- **ITEMS**
□ □ □ □ □ □ □

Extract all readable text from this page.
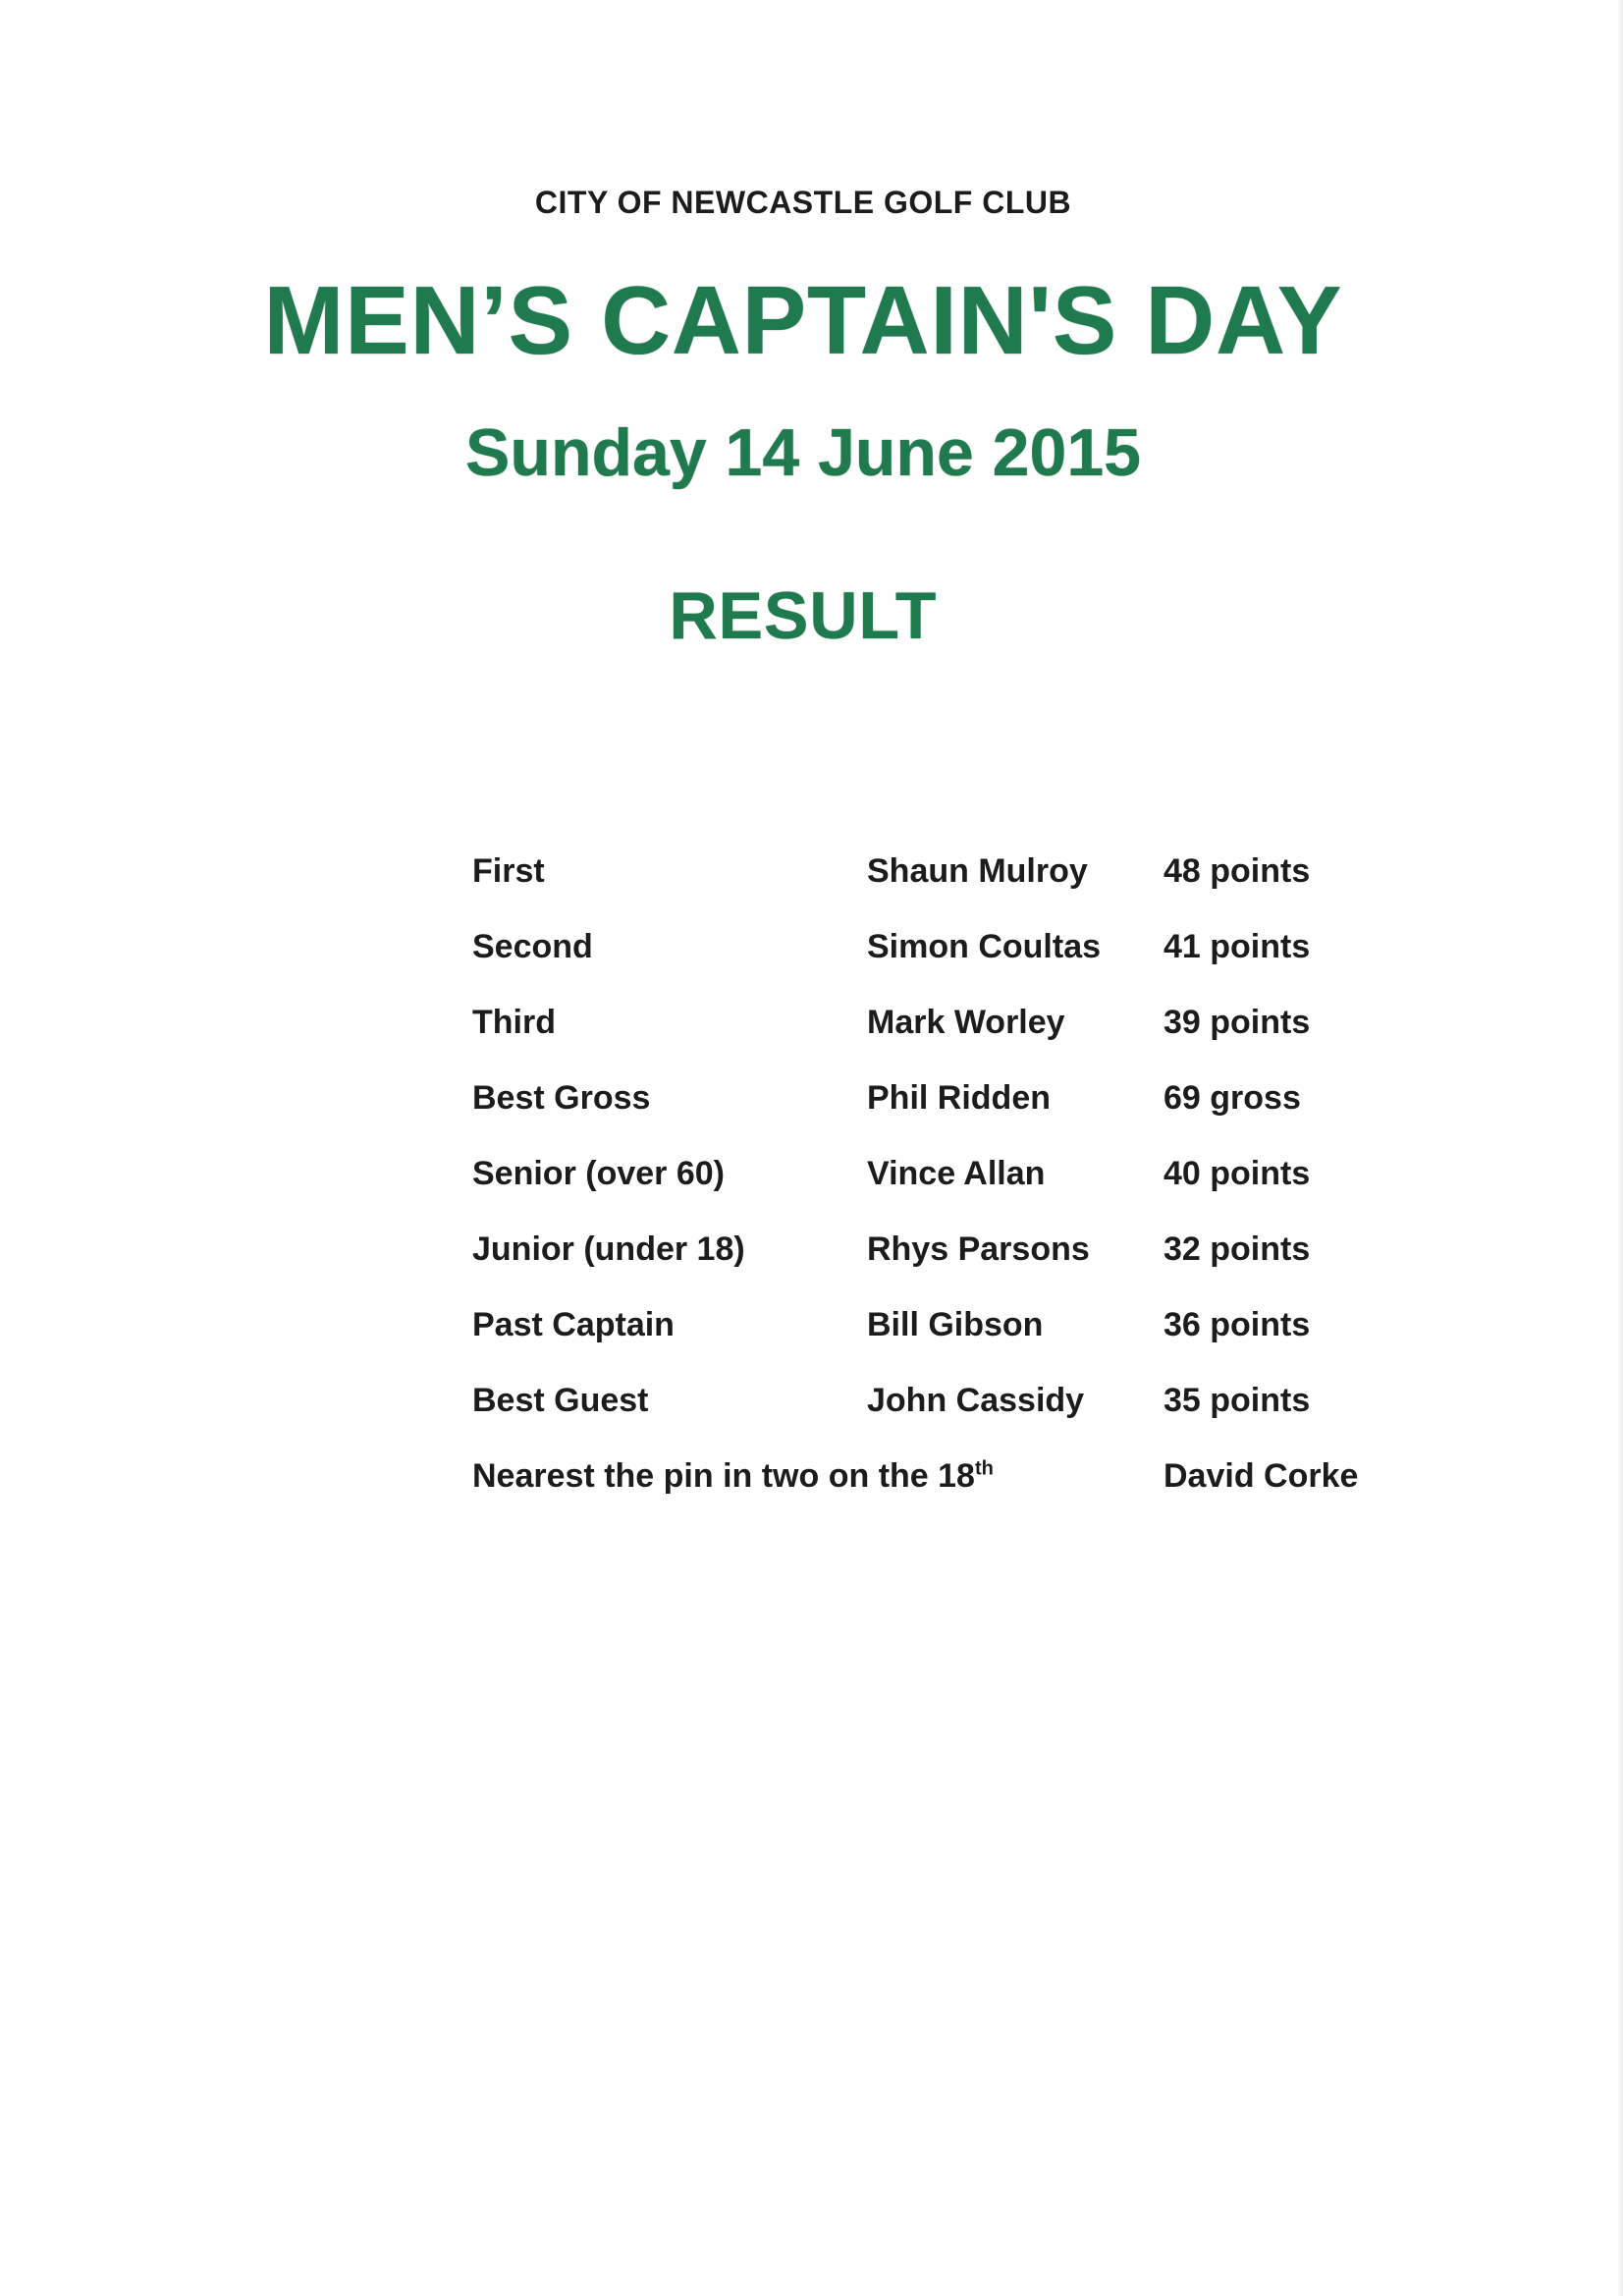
CITY OF NEWCASTLE GOLF CLUB
MEN’S CAPTAIN'S DAY
Sunday 14 June 2015
RESULT
First	Shaun Mulroy 48 points
Second	Simon Coultas 41 points
Third	Mark Worley	39 points
Best Gross	Phil Ridden	69 gross
Senior (over 60)	Vince Allan	40 points
Junior (under 18)	Rhys Parsons 32 points
Past Captain	Bill Gibson	36 points
Best Guest	John Cassidy 35 points
Nearest the pin in two on the 18th	David Corke
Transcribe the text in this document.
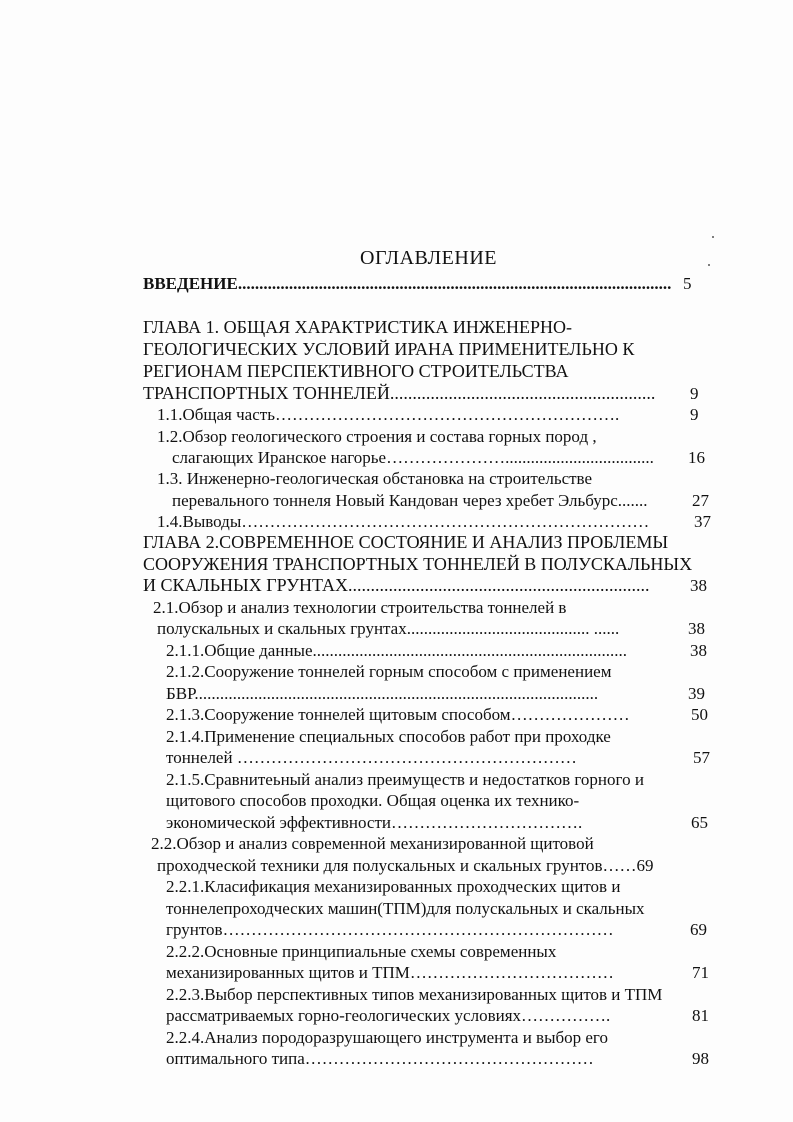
ОГЛАВЛЕНИЕ
ВВЕДЕНИЕ...................................................................................................... 5
ГЛАВА 1. ОБЩАЯ ХАРАКТРИСТИКА ИНЖЕНЕРНО-
ГЕОЛОГИЧЕСКИХ УСЛОВИЙ ИРАНА ПРИМЕНИТЕЛЬНО К
РЕГИОНАМ ПЕРСПЕКТИВНОГО СТРОИТЕЛЬСТВА
ТРАНСПОРТНЫХ ТОННЕЛЕЙ........................................................... 9
1.1.Общая часть…………………………………………………….	9
1.2.Обзор геологического строения и состава горных пород ,
слагающих Иранское нагорье…………………................................... 16
1.3. Инженерно-геологическая обстановка на строительстве
перевального тоннеля Новый Кандован через хребет Эльбурс.......	27
1.4.Выводы………………………………………………………………	37
ГЛАВА 2.СОВРЕМЕННОЕ СОСТОЯНИЕ И АНАЛИЗ ПРОБЛЕМЫ
СООРУЖЕНИЯ ТРАНСПОРТНЫХ ТОННЕЛЕЙ В ПОЛУСКАЛЬНЫХ
И СКАЛЬНЫХ ГРУНТАХ................................................................... 38
2.1.Обзор и анализ технологии строительства тоннелей в
полускальных и скальных грунтах........................................... ......	38
2.1.1.Общие данные..........................................................................	38
2.1.2.Сооружение тоннелей горным способом с применением
БВР...............................................................................................	39
2.1.3.Сооружение тоннелей щитовым способом…………………	50
2.1.4.Применение специальных способов работ при проходке
тоннелей ……………………………………………………	57
2.1.5.Сравнитеьный анализ преимуществ и недостатков горного и
щитового способов проходки. Общая оценка их технико-
экономической эффективности…………………………….	65
2.2.Обзор и анализ современной механизированной щитовой
проходческой техники для полускальных и скальных грунтов……69
2.2.1.Класификация механизированных проходческих щитов и
тоннелепроходческих машин(ТПМ)для полускальных и скальных
грунтов……………………………………………………………	69
2.2.2.Основные принципиальные схемы современных
механизированных щитов и ТПМ………………………………	71
2.2.3.Выбор перспективных типов механизированных щитов и ТПМ
рассматриваемых горно-геологических условиях…………….	81
2.2.4.Анализ породоразрушающего инструмента и выбор его
оптимального типа……………………………………………	98
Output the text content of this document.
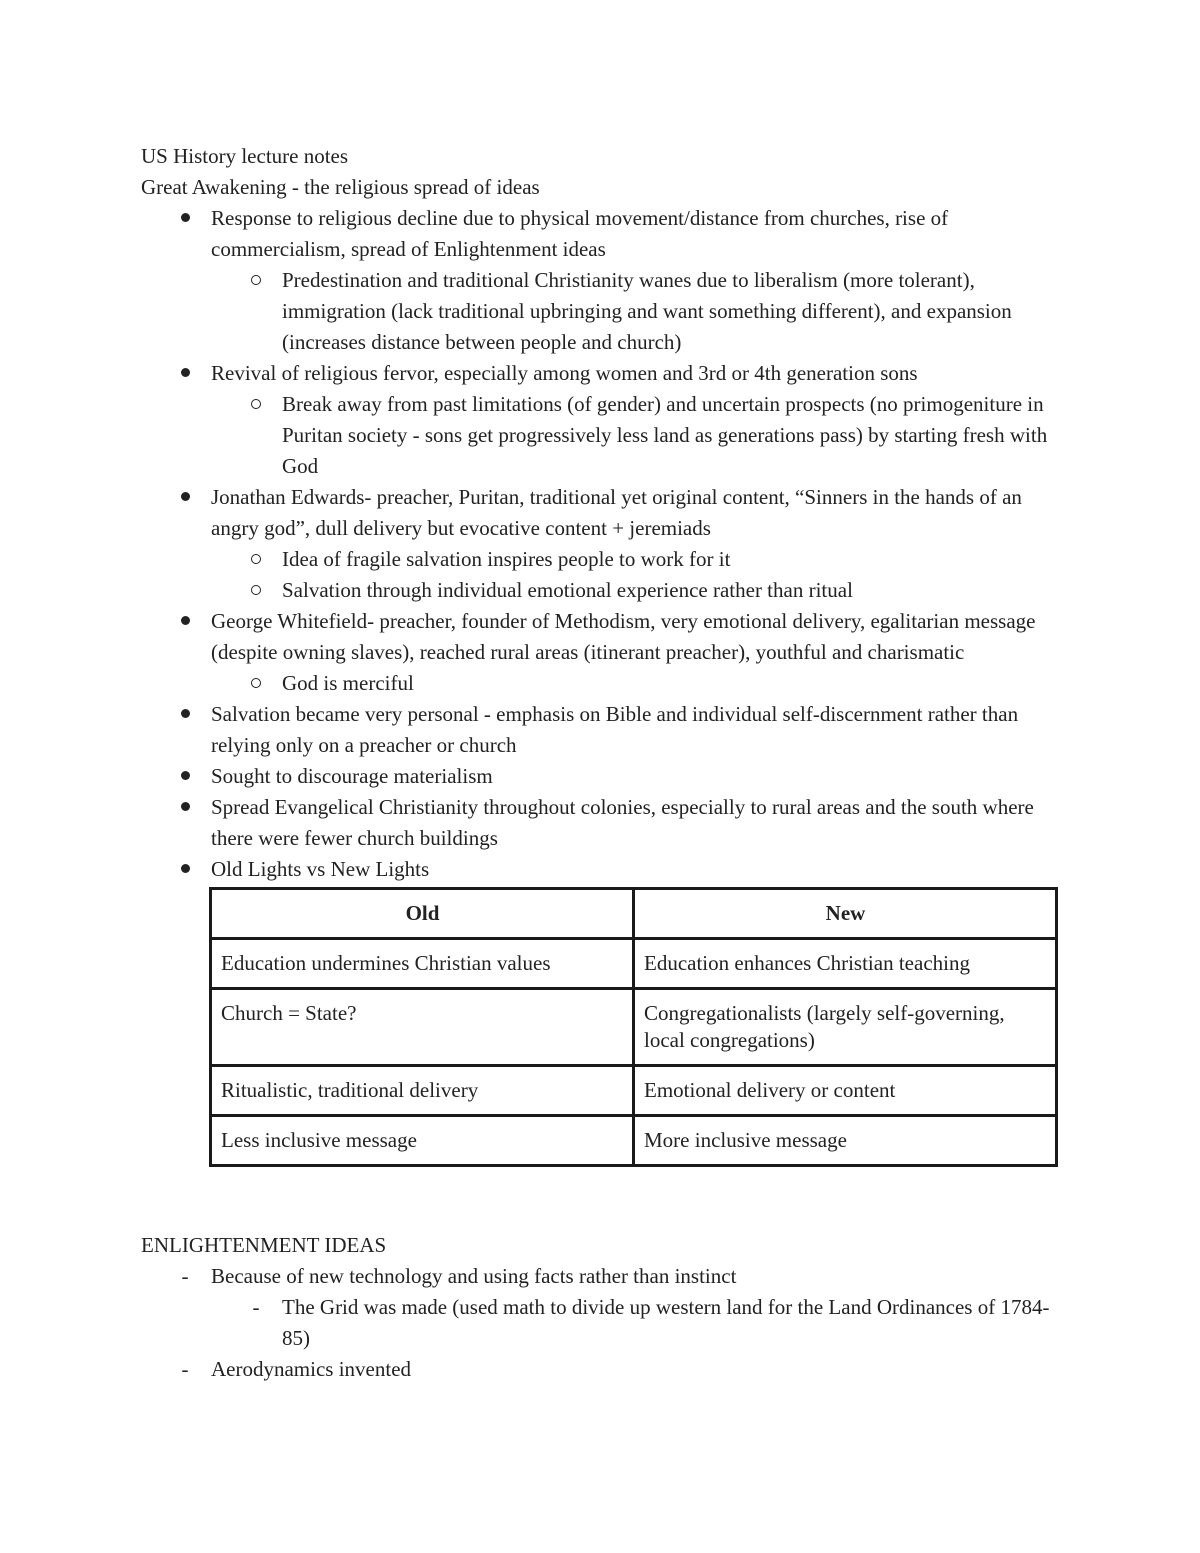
US History lecture notes

Great Awakening - the religious spread of ideas

Response to religious decline due to physical movement/distance from churches, rise of commercialism, spread of Enlightenment ideas
Predestination and traditional Christianity wanes due to liberalism (more tolerant), immigration (lack traditional upbringing and want something different), and expansion (increases distance between people and church)
Revival of religious fervor, especially among women and 3rd or 4th generation sons
Break away from past limitations (of gender) and uncertain prospects (no primogeniture in Puritan society - sons get progressively less land as generations pass) by starting fresh with God
Jonathan Edwards- preacher, Puritan, traditional yet original content, “Sinners in the hands of an angry god”, dull delivery but evocative content + jeremiads
Idea of fragile salvation inspires people to work for it
Salvation through individual emotional experience rather than ritual
George Whitefield- preacher, founder of Methodism, very emotional delivery, egalitarian message (despite owning slaves), reached rural areas (itinerant preacher), youthful and charismatic
God is merciful
Salvation became very personal - emphasis on Bible and individual self-discernment rather than relying only on a preacher or church
Sought to discourage materialism
Spread Evangelical Christianity throughout colonies, especially to rural areas and the south where there were fewer church buildings
Old Lights vs New Lights
Old	New
Education undermines Christian values	Education enhances Christian teaching
Church = State?	Congregationalists (largely self-governing, local congregations)
Ritualistic, traditional delivery	Emotional delivery or content
Less inclusive message	More inclusive message

ENLIGHTENMENT IDEAS

-	Because of new technology and using facts rather than instinct
-	The Grid was made (used math to divide up western land for the Land Ordinances of 1784-85)
-	Aerodynamics invented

□ □ □ □ □ □ □

Reproduce all of the material exactly, apart from the pictures.

- **SOLUTION TO THIS PROBLEM**
Extract all readable text from this page.
CITY OF NEWCASTLE GOLF CLUB
MEN’S CAPTAIN'S DAY
Sunday 14 June 2015
RESULT
First	Shaun Mulroy 48 points
Second	Simon Coultas 41 points
Third	Mark Worley	39 points
Best Gross	Phil Ridden	69 gross
Senior (over 60)	Vince Allan	40 points
Junior (under 18)	Rhys Parsons 32 points
Past Captain	Bill Gibson	36 points
Best Guest	John Cassidy 35 points
Nearest the pin in two on the 18th	David Corke
Transcribe the text in this document.
ОГЛАВЛЕНИЕ
ВВЕДЕНИЕ...................................................................................................... 5
ГЛАВА 1. ОБЩАЯ ХАРАКТРИСТИКА ИНЖЕНЕРНО-
ГЕОЛОГИЧЕСКИХ УСЛОВИЙ ИРАНА ПРИМЕНИТЕЛЬНО К
РЕГИОНАМ ПЕРСПЕКТИВНОГО СТРОИТЕЛЬСТВА
ТРАНСПОРТНЫХ ТОННЕЛЕЙ........................................................... 9
1.1.Общая часть…………………………………………………….	9
1.2.Обзор геологического строения и состава горных пород ,
слагающих Иранское нагорье…………………................................... 16
1.3. Инженерно-геологическая обстановка на строительстве
перевального тоннеля Новый Кандован через хребет Эльбурс.......	27
1.4.Выводы………………………………………………………………	37
ГЛАВА 2.СОВРЕМЕННОЕ СОСТОЯНИЕ И АНАЛИЗ ПРОБЛЕМЫ
СООРУЖЕНИЯ ТРАНСПОРТНЫХ ТОННЕЛЕЙ В ПОЛУСКАЛЬНЫХ
И СКАЛЬНЫХ ГРУНТАХ................................................................... 38
2.1.Обзор и анализ технологии строительства тоннелей в
полускальных и скальных грунтах........................................... ......	38
2.1.1.Общие данные..........................................................................	38
2.1.2.Сооружение тоннелей горным способом с применением
БВР...............................................................................................	39
2.1.3.Сооружение тоннелей щитовым способом…………………	50
2.1.4.Применение специальных способов работ при проходке
тоннелей ……………………………………………………	57
2.1.5.Сравнитеьный анализ преимуществ и недостатков горного и
щитового способов проходки. Общая оценка их технико-
экономической эффективности…………………………….	65
2.2.Обзор и анализ современной механизированной щитовой
проходческой техники для полускальных и скальных грунтов……69
2.2.1.Класификация механизированных проходческих щитов и
тоннелепроходческих машин(ТПМ)для полускальных и скальных
грунтов……………………………………………………………	69
2.2.2.Основные принципиальные схемы современных
механизированных щитов и ТПМ………………………………	71
2.2.3.Выбор перспективных типов механизированных щитов и ТПМ
рассматриваемых горно-геологических условиях…………….	81
2.2.4.Анализ породоразрушающего инструмента и выбор его
оптимального типа……………………………………………	98
Output the text content of this document.
US History lecture notes

Great Awakening - the religious spread of ideas

Response to religious decline due to physical movement/distance from churches, rise of commercialism, spread of Enlightenment ideas
Predestination and traditional Christianity wanes due to liberalism (more tolerant), immigration (lack traditional upbringing and want something different), and expansion (increases distance between people and church)
Revival of religious fervor, especially among women and 3rd or 4th generation sons
Break away from past limitations (of gender) and uncertain prospects (no primogeniture in Puritan society - sons get progressively less land as generations pass) by starting fresh with God
Jonathan Edwards- preacher, Puritan, traditional yet original content, “Sinners in the hands of an angry god”, dull delivery but evocative content + jeremiads
Idea of fragile salvation inspires people to work for it
Salvation through individual emotional experience rather than ritual
George Whitefield- preacher, founder of Methodism, very emotional delivery, egalitarian message (despite owning slaves), reached rural areas (itinerant preacher), youthful and charismatic
God is merciful
Salvation became very personal - emphasis on Bible and individual self-discernment rather than relying only on a preacher or church
Sought to discourage materialism
Spread Evangelical Christianity throughout colonies, especially to rural areas and the south where there were fewer church buildings
Old Lights vs New Lights
Old	New
Education undermines Christian values	Education enhances Christian teaching
Church = State?	Congregationalists (largely self-governing, local congregations)
Ritualistic, traditional delivery	Emotional delivery or content
Less inclusive message	More inclusive message

ENLIGHTENMENT IDEAS

-	Because of new technology and using facts rather than instinct
-	The Grid was made (used math to divide up western land for the Land Ordinances of 1784-85)
-	Aerodynamics invented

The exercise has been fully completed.